→ WHAT THE EXERCISE ASKS:
Copy out the entries exactly, from the first line to the last.
==============================
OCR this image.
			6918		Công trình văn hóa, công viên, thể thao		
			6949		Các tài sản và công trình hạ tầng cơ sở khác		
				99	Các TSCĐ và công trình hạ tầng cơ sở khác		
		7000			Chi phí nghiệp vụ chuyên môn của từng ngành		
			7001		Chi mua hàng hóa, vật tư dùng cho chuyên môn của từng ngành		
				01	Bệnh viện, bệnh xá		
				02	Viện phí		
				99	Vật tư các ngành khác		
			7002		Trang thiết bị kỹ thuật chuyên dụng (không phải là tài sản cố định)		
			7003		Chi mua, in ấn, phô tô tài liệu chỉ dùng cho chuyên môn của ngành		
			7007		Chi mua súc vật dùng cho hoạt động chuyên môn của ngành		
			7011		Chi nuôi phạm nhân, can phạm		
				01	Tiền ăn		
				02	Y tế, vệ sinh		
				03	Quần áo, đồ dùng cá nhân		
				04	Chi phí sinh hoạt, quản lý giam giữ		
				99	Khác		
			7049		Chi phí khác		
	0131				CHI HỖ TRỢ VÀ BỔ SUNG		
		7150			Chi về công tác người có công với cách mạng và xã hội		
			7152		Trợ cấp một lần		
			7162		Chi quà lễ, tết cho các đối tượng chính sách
==============================
→ FULL RESPONSE:
OCR this image.
			6918		Công trình văn hóa, công viên, thể thao		
			6949		Các tài sản và công trình hạ tầng cơ sở khác		
				99	Các TSCĐ và công trình hạ tầng cơ sở khác		
		7000			Chi phí nghiệp vụ chuyên môn của từng ngành		
			7001		Chi mua hàng hóa, vật tư dùng cho chuyên môn của từng ngành		
				01	Bệnh viện, bệnh xá		
				02	Viện phí		
				99	Vật tư các ngành khác		
			7002		Trang thiết bị kỹ thuật chuyên dụng (không phải là tài sản cố định)		
			7003		Chi mua, in ấn, phô tô tài liệu chỉ dùng cho chuyên môn của ngành		
			7007		Chi mua súc vật dùng cho hoạt động chuyên môn của ngành		
			7011		Chi nuôi phạm nhân, can phạm		
				01	Tiền ăn		
				02	Y tế, vệ sinh		
				03	Quần áo, đồ dùng cá nhân		
				04	Chi phí sinh hoạt, quản lý giam giữ		
				99	Khác		
			7049		Chi phí khác		
	0131				CHI HỖ TRỢ VÀ BỔ SUNG		
		7150			Chi về công tác người có công với cách mạng và xã hội		
			7152		Trợ cấp một lần		
			7162		Chi quà lễ, tết cho các đối tượng chính sách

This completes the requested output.